■ WORK TO BE COMPLETED ■
Please transcribe the records precisely; pictures stay out of your copy.

■ MATERIAL FOR THE TASK ■
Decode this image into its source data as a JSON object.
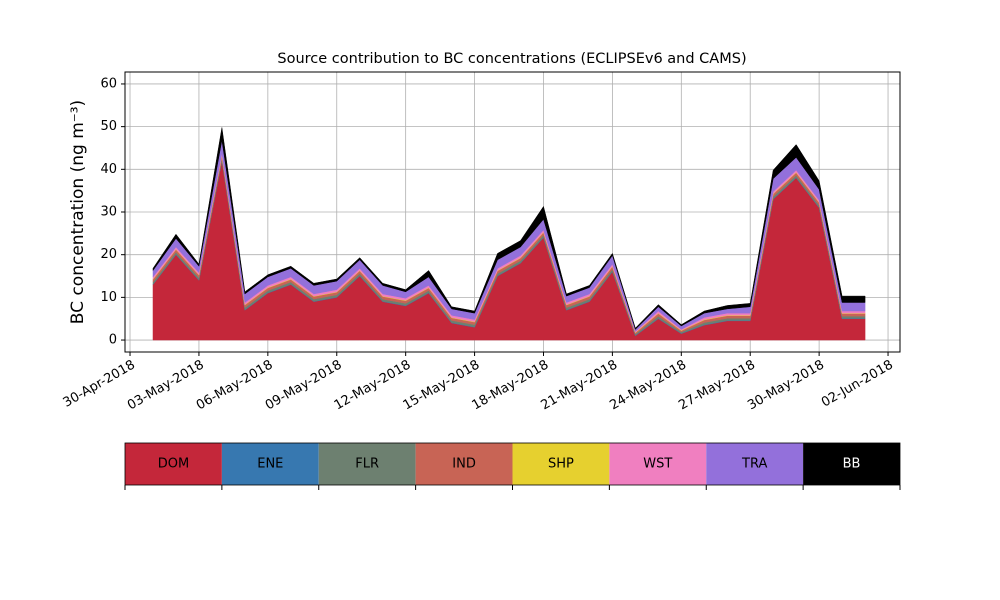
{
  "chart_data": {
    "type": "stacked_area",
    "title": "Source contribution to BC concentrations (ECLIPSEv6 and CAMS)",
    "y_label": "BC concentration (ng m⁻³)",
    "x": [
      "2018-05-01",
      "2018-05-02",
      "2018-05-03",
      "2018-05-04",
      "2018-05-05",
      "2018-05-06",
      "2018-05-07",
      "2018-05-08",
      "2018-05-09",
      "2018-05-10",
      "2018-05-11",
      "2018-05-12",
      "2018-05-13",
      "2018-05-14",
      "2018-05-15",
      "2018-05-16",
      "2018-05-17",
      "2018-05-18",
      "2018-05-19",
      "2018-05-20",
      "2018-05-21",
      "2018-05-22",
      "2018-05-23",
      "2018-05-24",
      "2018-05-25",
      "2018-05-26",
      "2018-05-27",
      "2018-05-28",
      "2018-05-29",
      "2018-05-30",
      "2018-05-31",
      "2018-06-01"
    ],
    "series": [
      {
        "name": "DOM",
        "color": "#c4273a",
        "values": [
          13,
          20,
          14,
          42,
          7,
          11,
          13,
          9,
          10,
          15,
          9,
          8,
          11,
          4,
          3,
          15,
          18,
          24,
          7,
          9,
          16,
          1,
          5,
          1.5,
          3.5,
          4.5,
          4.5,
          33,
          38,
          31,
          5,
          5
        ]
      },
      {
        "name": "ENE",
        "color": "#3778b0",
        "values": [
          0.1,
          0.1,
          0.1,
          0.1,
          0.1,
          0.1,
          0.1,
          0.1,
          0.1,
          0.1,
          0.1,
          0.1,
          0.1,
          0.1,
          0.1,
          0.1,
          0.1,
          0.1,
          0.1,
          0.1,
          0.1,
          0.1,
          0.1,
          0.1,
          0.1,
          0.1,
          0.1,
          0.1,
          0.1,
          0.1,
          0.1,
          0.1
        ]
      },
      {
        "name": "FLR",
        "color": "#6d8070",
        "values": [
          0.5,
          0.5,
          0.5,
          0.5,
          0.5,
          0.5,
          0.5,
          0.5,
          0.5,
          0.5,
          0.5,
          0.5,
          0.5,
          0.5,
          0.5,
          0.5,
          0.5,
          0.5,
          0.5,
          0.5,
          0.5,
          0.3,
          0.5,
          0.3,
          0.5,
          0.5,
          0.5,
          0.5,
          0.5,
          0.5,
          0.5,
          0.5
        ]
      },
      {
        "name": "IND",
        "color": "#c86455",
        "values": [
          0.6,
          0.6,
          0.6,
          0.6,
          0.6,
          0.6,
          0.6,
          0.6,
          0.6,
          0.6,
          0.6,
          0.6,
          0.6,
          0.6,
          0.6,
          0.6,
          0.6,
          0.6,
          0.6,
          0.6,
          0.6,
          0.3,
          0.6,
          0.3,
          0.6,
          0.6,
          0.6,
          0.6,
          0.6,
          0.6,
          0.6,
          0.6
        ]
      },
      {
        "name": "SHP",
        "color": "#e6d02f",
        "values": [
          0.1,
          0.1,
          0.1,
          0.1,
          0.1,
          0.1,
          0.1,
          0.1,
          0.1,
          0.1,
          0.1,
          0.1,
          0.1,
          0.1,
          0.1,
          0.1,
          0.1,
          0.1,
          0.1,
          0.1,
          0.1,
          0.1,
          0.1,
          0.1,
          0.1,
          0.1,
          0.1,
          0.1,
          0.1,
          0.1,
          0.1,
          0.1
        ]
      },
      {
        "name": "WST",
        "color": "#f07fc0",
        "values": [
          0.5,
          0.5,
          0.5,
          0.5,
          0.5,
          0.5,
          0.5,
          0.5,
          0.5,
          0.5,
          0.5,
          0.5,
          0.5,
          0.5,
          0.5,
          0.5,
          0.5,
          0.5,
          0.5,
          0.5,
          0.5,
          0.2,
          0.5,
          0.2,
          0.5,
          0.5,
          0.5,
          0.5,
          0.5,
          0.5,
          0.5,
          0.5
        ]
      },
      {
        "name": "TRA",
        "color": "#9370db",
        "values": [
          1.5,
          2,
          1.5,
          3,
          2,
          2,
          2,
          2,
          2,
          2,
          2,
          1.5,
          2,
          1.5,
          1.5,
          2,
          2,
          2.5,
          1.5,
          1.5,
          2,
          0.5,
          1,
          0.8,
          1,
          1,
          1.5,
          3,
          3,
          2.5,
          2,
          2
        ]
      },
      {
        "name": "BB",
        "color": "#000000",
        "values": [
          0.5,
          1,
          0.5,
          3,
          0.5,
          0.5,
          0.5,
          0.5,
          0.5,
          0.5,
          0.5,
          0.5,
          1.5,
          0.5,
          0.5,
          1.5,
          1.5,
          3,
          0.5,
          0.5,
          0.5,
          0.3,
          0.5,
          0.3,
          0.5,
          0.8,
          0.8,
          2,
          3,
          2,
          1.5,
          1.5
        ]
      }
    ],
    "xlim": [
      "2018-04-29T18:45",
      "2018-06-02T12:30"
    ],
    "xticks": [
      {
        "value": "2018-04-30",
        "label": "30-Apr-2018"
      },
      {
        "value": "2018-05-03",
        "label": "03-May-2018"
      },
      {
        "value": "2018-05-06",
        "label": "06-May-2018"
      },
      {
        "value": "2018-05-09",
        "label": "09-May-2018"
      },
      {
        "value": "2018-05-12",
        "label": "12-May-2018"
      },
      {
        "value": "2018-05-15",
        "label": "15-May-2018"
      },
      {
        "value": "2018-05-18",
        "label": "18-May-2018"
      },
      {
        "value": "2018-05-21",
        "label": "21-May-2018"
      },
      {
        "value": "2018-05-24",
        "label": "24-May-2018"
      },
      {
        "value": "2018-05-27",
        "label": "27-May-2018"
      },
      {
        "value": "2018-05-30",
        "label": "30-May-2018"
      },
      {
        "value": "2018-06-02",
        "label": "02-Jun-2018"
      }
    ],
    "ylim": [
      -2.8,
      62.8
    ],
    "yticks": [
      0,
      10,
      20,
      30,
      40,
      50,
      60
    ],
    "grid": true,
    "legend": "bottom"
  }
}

■ COMPLETE OUTPUT ■
Decode this image into its source data as a JSON object.
{
  "chart_data": {
    "type": "stacked_area",
    "title": "Source contribution to BC concentrations (ECLIPSEv6 and CAMS)",
    "y_label": "BC concentration (ng m⁻³)",
    "x": [
      "2018-05-01",
      "2018-05-02",
      "2018-05-03",
      "2018-05-04",
      "2018-05-05",
      "2018-05-06",
      "2018-05-07",
      "2018-05-08",
      "2018-05-09",
      "2018-05-10",
      "2018-05-11",
      "2018-05-12",
      "2018-05-13",
      "2018-05-14",
      "2018-05-15",
      "2018-05-16",
      "2018-05-17",
      "2018-05-18",
      "2018-05-19",
      "2018-05-20",
      "2018-05-21",
      "2018-05-22",
      "2018-05-23",
      "2018-05-24",
      "2018-05-25",
      "2018-05-26",
      "2018-05-27",
      "2018-05-28",
      "2018-05-29",
      "2018-05-30",
      "2018-05-31",
      "2018-06-01"
    ],
    "series": [
      {
        "name": "DOM",
        "color": "#c4273a",
        "values": [
          13,
          20,
          14,
          42,
          7,
          11,
          13,
          9,
          10,
          15,
          9,
          8,
          11,
          4,
          3,
          15,
          18,
          24,
          7,
          9,
          16,
          1,
          5,
          1.5,
          3.5,
          4.5,
          4.5,
          33,
          38,
          31,
          5,
          5
        ]
      },
      {
        "name": "ENE",
        "color": "#3778b0",
        "values": [
          0.1,
          0.1,
          0.1,
          0.1,
          0.1,
          0.1,
          0.1,
          0.1,
          0.1,
          0.1,
          0.1,
          0.1,
          0.1,
          0.1,
          0.1,
          0.1,
          0.1,
          0.1,
          0.1,
          0.1,
          0.1,
          0.1,
          0.1,
          0.1,
          0.1,
          0.1,
          0.1,
          0.1,
          0.1,
          0.1,
          0.1,
          0.1
        ]
      },
      {
        "name": "FLR",
        "color": "#6d8070",
        "values": [
          0.5,
          0.5,
          0.5,
          0.5,
          0.5,
          0.5,
          0.5,
          0.5,
          0.5,
          0.5,
          0.5,
          0.5,
          0.5,
          0.5,
          0.5,
          0.5,
          0.5,
          0.5,
          0.5,
          0.5,
          0.5,
          0.3,
          0.5,
          0.3,
          0.5,
          0.5,
          0.5,
          0.5,
          0.5,
          0.5,
          0.5,
          0.5
        ]
      },
      {
        "name": "IND",
        "color": "#c86455",
        "values": [
          0.6,
          0.6,
          0.6,
          0.6,
          0.6,
          0.6,
          0.6,
          0.6,
          0.6,
          0.6,
          0.6,
          0.6,
          0.6,
          0.6,
          0.6,
          0.6,
          0.6,
          0.6,
          0.6,
          0.6,
          0.6,
          0.3,
          0.6,
          0.3,
          0.6,
          0.6,
          0.6,
          0.6,
          0.6,
          0.6,
          0.6,
          0.6
        ]
      },
      {
        "name": "SHP",
        "color": "#e6d02f",
        "values": [
          0.1,
          0.1,
          0.1,
          0.1,
          0.1,
          0.1,
          0.1,
          0.1,
          0.1,
          0.1,
          0.1,
          0.1,
          0.1,
          0.1,
          0.1,
          0.1,
          0.1,
          0.1,
          0.1,
          0.1,
          0.1,
          0.1,
          0.1,
          0.1,
          0.1,
          0.1,
          0.1,
          0.1,
          0.1,
          0.1,
          0.1,
          0.1
        ]
      },
      {
        "name": "WST",
        "color": "#f07fc0",
        "values": [
          0.5,
          0.5,
          0.5,
          0.5,
          0.5,
          0.5,
          0.5,
          0.5,
          0.5,
          0.5,
          0.5,
          0.5,
          0.5,
          0.5,
          0.5,
          0.5,
          0.5,
          0.5,
          0.5,
          0.5,
          0.5,
          0.2,
          0.5,
          0.2,
          0.5,
          0.5,
          0.5,
          0.5,
          0.5,
          0.5,
          0.5,
          0.5
        ]
      },
      {
        "name": "TRA",
        "color": "#9370db",
        "values": [
          1.5,
          2,
          1.5,
          3,
          2,
          2,
          2,
          2,
          2,
          2,
          2,
          1.5,
          2,
          1.5,
          1.5,
          2,
          2,
          2.5,
          1.5,
          1.5,
          2,
          0.5,
          1,
          0.8,
          1,
          1,
          1.5,
          3,
          3,
          2.5,
          2,
          2
        ]
      },
      {
        "name": "BB",
        "color": "#000000",
        "values": [
          0.5,
          1,
          0.5,
          3,
          0.5,
          0.5,
          0.5,
          0.5,
          0.5,
          0.5,
          0.5,
          0.5,
          1.5,
          0.5,
          0.5,
          1.5,
          1.5,
          3,
          0.5,
          0.5,
          0.5,
          0.3,
          0.5,
          0.3,
          0.5,
          0.8,
          0.8,
          2,
          3,
          2,
          1.5,
          1.5
        ]
      }
    ],
    "xlim": [
      "2018-04-29T18:45",
      "2018-06-02T12:30"
    ],
    "xticks": [
      {
        "value": "2018-04-30",
        "label": "30-Apr-2018"
      },
      {
        "value": "2018-05-03",
        "label": "03-May-2018"
      },
      {
        "value": "2018-05-06",
        "label": "06-May-2018"
      },
      {
        "value": "2018-05-09",
        "label": "09-May-2018"
      },
      {
        "value": "2018-05-12",
        "label": "12-May-2018"
      },
      {
        "value": "2018-05-15",
        "label": "15-May-2018"
      },
      {
        "value": "2018-05-18",
        "label": "18-May-2018"
      },
      {
        "value": "2018-05-21",
        "label": "21-May-2018"
      },
      {
        "value": "2018-05-24",
        "label": "24-May-2018"
      },
      {
        "value": "2018-05-27",
        "label": "27-May-2018"
      },
      {
        "value": "2018-05-30",
        "label": "30-May-2018"
      },
      {
        "value": "2018-06-02",
        "label": "02-Jun-2018"
      }
    ],
    "ylim": [
      -2.8,
      62.8
    ],
    "yticks": [
      0,
      10,
      20,
      30,
      40,
      50,
      60
    ],
    "grid": true,
    "legend": "bottom"
  }
}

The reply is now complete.